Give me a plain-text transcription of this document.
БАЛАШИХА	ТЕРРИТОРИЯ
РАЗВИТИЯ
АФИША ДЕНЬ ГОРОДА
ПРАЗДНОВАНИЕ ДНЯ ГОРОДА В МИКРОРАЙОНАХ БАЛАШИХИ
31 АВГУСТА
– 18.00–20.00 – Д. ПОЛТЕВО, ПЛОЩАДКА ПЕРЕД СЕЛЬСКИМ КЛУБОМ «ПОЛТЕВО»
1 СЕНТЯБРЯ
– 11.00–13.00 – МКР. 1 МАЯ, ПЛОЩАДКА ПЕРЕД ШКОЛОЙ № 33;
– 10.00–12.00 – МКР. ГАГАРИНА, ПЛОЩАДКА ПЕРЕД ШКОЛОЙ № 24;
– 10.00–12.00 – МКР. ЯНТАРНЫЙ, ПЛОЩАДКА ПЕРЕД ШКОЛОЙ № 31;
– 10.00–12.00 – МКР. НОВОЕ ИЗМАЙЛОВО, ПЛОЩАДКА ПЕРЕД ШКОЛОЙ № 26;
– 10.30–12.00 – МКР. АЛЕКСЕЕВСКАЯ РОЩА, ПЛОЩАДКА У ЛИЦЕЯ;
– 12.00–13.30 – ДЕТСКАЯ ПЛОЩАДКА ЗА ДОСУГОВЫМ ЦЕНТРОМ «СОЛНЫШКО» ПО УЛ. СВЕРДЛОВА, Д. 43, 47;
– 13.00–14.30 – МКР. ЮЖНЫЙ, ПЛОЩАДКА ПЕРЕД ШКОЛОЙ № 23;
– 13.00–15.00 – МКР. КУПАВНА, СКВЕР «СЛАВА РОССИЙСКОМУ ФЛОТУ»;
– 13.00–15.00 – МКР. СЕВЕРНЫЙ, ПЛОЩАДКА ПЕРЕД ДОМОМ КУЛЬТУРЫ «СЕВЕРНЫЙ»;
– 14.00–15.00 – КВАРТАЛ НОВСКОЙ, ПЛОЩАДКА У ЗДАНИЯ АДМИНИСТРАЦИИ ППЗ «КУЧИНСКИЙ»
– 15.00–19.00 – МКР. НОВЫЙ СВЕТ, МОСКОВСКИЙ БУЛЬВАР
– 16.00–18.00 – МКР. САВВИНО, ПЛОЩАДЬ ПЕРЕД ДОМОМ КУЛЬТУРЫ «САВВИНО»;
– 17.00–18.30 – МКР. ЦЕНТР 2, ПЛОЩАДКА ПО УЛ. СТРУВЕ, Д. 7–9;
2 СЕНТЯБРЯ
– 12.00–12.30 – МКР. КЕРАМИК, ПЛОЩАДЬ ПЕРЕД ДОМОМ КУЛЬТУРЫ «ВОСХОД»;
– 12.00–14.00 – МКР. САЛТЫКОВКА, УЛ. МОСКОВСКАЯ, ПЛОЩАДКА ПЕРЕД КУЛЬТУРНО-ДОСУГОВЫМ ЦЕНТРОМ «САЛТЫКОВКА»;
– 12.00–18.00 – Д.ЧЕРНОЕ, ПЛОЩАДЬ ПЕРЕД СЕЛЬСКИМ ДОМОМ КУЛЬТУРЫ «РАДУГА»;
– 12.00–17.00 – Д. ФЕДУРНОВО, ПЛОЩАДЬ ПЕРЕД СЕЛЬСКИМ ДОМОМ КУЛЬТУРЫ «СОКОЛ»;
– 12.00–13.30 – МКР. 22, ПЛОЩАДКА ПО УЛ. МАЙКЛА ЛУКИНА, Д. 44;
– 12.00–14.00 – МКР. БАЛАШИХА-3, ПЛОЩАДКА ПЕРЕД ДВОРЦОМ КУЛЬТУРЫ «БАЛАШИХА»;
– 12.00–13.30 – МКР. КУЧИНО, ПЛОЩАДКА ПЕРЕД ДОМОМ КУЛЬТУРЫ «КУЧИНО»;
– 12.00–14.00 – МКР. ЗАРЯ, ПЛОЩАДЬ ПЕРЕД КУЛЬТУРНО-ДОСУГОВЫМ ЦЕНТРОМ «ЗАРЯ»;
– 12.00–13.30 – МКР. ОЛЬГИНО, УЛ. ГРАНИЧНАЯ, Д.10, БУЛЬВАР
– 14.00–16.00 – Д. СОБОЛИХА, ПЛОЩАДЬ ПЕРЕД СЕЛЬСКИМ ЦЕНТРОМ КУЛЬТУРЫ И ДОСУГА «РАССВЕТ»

────────────────

- [EXERCISE PROMPT]:
Using the listing above, show every line that includes the string "ПЛОЩАДЬ".

- [TASK RESULT]:
– 16.00–18.00 – МКР. САВВИНО, ПЛОЩАДЬ ПЕРЕД ДОМОМ КУЛЬТУРЫ «САВВИНО»;
– 12.00–12.30 – МКР. КЕРАМИК, ПЛОЩАДЬ ПЕРЕД ДОМОМ КУЛЬТУРЫ «ВОСХОД»;
– 12.00–18.00 – Д.ЧЕРНОЕ, ПЛОЩАДЬ ПЕРЕД СЕЛЬСКИМ ДОМОМ КУЛЬТУРЫ «РАДУГА»;
– 12.00–17.00 – Д. ФЕДУРНОВО, ПЛОЩАДЬ ПЕРЕД СЕЛЬСКИМ ДОМОМ КУЛЬТУРЫ «СОКОЛ»;
– 12.00–14.00 – МКР. ЗАРЯ, ПЛОЩАДЬ ПЕРЕД КУЛЬТУРНО-ДОСУГОВЫМ ЦЕНТРОМ «ЗАРЯ»;
– 14.00–16.00 – Д. СОБОЛИХА, ПЛОЩАДЬ ПЕРЕД СЕЛЬСКИМ ЦЕНТРОМ КУЛЬТУРЫ И ДОСУГА «РАССВЕТ»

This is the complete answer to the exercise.